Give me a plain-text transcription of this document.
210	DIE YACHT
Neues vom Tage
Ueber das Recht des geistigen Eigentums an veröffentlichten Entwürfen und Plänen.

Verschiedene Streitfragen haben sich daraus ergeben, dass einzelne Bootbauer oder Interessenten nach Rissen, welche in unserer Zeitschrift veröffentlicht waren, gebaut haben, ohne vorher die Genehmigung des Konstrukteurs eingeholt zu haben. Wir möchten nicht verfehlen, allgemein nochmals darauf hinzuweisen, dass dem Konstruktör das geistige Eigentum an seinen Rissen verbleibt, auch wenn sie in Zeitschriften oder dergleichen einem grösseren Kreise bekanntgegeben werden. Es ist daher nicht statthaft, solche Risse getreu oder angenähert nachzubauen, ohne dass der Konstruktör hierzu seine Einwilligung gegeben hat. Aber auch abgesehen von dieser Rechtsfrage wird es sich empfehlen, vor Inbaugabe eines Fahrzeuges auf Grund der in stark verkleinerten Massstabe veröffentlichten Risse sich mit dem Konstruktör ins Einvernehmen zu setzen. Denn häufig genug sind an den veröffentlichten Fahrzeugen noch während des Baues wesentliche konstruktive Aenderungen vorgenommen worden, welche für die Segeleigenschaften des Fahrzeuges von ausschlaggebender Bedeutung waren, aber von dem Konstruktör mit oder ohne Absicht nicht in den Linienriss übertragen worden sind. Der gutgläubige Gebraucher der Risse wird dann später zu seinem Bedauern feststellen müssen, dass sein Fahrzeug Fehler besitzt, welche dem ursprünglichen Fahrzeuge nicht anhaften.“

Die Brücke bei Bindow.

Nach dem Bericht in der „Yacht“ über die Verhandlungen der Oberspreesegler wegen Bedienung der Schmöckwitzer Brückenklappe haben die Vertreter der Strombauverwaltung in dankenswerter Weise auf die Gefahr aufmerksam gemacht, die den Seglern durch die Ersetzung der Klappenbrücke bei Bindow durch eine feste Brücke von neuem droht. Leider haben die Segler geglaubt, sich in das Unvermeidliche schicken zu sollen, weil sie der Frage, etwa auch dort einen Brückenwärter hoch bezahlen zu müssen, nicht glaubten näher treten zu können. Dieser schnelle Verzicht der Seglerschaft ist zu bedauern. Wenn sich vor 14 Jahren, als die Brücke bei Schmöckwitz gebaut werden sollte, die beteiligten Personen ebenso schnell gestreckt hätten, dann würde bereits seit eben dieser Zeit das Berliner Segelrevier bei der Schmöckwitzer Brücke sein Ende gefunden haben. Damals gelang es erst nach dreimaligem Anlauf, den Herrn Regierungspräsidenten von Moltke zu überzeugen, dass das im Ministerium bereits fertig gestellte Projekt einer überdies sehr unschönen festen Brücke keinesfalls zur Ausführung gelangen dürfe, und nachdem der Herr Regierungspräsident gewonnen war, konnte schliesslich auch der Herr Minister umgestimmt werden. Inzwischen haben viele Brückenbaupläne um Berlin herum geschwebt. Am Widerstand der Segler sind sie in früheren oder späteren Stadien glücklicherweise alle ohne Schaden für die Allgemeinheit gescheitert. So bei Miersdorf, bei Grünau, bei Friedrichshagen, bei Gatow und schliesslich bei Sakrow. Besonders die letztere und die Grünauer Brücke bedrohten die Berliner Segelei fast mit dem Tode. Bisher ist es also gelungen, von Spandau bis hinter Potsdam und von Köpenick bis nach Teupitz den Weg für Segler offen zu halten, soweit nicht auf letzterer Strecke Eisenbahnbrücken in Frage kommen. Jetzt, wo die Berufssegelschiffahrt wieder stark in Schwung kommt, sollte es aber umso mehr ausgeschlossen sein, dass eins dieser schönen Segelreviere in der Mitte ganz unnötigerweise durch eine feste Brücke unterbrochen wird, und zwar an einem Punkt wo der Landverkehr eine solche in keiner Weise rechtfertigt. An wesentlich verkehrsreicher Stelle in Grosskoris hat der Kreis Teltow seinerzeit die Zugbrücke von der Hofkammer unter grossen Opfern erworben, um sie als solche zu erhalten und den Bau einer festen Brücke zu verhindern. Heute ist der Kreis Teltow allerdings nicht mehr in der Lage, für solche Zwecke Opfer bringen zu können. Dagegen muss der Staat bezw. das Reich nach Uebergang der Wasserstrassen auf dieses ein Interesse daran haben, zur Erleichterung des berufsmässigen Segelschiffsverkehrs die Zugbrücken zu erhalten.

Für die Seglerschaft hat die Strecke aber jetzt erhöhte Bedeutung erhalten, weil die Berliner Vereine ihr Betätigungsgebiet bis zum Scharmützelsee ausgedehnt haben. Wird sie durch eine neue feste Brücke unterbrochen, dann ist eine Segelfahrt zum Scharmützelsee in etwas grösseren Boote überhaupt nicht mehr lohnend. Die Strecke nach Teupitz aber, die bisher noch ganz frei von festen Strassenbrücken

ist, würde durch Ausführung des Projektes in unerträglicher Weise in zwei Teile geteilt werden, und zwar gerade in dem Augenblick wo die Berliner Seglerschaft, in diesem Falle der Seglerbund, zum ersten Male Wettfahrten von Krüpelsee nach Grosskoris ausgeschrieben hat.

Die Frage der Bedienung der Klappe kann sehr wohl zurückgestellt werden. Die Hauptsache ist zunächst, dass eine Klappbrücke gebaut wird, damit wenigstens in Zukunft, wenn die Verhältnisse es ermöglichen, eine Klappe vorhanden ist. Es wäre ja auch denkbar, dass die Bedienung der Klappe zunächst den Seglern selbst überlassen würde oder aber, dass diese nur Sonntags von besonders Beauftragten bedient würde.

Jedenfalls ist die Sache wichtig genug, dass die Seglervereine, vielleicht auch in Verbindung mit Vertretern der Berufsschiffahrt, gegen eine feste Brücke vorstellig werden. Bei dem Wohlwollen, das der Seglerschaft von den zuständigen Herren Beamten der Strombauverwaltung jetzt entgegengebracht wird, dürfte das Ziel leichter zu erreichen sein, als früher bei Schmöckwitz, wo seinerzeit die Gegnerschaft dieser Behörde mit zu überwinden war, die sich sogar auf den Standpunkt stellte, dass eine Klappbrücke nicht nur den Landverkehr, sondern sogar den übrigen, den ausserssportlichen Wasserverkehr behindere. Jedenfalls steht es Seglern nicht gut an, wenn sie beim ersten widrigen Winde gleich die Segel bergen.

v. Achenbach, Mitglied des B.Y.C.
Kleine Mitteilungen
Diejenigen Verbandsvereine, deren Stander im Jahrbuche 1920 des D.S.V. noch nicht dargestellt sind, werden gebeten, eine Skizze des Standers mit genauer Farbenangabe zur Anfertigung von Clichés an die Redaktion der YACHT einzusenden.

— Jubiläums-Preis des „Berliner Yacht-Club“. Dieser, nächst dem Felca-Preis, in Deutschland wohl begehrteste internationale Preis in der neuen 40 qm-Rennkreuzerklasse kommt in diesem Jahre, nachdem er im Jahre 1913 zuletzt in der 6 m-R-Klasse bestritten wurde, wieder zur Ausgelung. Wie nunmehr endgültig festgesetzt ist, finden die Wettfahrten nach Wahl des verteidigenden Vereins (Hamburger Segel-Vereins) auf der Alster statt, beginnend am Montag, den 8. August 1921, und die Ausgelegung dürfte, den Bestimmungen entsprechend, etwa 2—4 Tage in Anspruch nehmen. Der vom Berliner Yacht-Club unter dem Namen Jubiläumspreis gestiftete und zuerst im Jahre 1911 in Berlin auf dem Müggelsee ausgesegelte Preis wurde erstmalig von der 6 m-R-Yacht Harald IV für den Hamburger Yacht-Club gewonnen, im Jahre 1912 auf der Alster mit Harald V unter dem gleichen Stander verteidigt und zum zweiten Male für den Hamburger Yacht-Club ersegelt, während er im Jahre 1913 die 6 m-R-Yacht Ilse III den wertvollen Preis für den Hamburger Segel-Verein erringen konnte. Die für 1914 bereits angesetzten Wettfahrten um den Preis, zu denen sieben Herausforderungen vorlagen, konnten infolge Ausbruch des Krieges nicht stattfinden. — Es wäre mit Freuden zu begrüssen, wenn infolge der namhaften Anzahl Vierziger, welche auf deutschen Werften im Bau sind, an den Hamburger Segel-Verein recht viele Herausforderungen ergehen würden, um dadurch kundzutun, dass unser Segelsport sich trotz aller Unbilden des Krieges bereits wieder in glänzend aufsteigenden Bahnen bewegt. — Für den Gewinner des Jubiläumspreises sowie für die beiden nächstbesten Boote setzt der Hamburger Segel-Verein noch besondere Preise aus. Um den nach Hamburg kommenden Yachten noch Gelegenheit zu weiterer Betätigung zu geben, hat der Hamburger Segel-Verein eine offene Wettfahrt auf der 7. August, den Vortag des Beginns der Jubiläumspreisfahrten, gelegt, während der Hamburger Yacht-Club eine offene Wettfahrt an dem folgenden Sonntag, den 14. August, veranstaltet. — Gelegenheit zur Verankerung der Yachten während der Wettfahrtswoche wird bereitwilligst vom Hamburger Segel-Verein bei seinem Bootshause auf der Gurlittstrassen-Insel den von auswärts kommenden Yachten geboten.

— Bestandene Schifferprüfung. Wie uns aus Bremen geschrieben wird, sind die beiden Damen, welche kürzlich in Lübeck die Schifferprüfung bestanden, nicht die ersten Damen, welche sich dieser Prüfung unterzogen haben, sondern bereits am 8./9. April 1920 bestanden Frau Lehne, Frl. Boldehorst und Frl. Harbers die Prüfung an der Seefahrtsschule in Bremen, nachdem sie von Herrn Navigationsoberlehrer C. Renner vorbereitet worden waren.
+===+
* What is expected
Copy every line above that includes the string "grösseren".

* Written solution
Verschiedene Streitfragen haben sich daraus ergeben, dass einzelne Bootbauer oder Interessenten nach Rissen, welche in unserer Zeitschrift veröffentlicht waren, gebaut haben, ohne vorher die Genehmigung des Konstrukteurs eingeholt zu haben. Wir möchten nicht verfehlen, allgemein nochmals darauf hinzuweisen, dass dem Konstruktör das geistige Eigentum an seinen Rissen verbleibt, auch wenn sie in Zeitschriften oder dergleichen einem grösseren Kreise bekanntgegeben werden. Es ist daher nicht statthaft, solche Risse getreu oder angenähert nachzubauen, ohne dass der Konstruktör hierzu seine Einwilligung gegeben hat. Aber auch abgesehen von dieser Rechtsfrage wird es sich empfehlen, vor Inbaugabe eines Fahrzeuges auf Grund der in stark verkleinerten Massstabe veröffentlichten Risse sich mit dem Konstruktör ins Einvernehmen zu setzen. Denn häufig genug sind an den veröffentlichten Fahrzeugen noch während des Baues wesentliche konstruktive Aenderungen vorgenommen worden, welche für die Segeleigenschaften des Fahrzeuges von ausschlaggebender Bedeutung waren, aber von dem Konstruktör mit oder ohne Absicht nicht in den Linienriss übertragen worden sind. Der gutgläubige Gebraucher der Risse wird dann später zu seinem Bedauern feststellen müssen, dass sein Fahrzeug Fehler besitzt, welche dem ursprünglichen Fahrzeuge nicht anhaften.“
Für die Seglerschaft hat die Strecke aber jetzt erhöhte Bedeutung erhalten, weil die Berliner Vereine ihr Betätigungsgebiet bis zum Scharmützelsee ausgedehnt haben. Wird sie durch eine neue feste Brücke unterbrochen, dann ist eine Segelfahrt zum Scharmützelsee in etwas grösseren Boote überhaupt nicht mehr lohnend. Die Strecke nach Teupitz aber, die bisher noch ganz frei von festen Strassenbrücken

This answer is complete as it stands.